Where a line holds "this", copy it.

[Start of Material provided]

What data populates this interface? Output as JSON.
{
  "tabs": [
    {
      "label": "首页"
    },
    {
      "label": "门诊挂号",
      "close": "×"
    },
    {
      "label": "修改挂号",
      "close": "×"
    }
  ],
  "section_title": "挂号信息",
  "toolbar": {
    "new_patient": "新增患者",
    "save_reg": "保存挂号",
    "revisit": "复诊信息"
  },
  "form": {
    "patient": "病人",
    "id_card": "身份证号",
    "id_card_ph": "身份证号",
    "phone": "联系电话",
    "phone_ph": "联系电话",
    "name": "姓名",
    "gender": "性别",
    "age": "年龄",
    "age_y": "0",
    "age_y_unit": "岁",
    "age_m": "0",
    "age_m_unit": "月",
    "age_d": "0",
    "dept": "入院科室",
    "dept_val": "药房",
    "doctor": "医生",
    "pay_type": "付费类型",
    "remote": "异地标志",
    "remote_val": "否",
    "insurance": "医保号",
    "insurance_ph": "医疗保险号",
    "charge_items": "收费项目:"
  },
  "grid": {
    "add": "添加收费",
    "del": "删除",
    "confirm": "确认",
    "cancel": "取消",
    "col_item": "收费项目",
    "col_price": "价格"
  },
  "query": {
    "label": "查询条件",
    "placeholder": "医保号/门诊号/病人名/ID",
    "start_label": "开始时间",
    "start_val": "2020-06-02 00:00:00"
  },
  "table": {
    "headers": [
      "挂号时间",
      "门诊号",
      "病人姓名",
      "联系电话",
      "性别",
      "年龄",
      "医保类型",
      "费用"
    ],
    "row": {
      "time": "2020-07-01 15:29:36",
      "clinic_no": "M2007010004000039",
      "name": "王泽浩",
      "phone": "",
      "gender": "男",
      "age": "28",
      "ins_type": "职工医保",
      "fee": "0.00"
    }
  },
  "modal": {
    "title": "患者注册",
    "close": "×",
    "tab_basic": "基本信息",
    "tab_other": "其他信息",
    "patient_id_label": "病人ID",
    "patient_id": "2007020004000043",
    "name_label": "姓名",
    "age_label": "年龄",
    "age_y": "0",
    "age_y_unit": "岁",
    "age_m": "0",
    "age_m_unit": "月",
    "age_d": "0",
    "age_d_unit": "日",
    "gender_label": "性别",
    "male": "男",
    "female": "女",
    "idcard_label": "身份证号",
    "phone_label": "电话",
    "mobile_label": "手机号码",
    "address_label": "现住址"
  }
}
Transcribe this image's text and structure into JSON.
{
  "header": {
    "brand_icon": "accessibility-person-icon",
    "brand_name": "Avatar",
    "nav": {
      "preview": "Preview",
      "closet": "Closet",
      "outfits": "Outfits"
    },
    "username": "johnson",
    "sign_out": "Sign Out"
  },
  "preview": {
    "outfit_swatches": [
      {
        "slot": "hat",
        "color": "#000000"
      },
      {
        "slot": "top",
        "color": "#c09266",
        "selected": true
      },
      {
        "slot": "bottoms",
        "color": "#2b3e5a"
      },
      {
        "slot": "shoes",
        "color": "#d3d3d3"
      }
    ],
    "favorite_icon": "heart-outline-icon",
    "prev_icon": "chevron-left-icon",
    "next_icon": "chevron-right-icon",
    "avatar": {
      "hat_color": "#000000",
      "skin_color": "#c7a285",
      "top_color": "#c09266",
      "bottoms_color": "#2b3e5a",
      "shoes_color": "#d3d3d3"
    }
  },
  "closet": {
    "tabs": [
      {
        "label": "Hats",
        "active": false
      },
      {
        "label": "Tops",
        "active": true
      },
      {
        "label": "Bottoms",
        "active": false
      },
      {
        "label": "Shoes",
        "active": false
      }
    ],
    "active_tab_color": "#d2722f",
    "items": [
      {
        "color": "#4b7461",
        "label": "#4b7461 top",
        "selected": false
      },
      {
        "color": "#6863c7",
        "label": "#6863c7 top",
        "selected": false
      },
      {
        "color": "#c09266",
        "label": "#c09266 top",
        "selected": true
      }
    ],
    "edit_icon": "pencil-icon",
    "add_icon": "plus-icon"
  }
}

[End of Material provided]

◆ Answer for the task:
What data populates this interface? Output as JSON.
Transcribe this image's text and structure into JSON.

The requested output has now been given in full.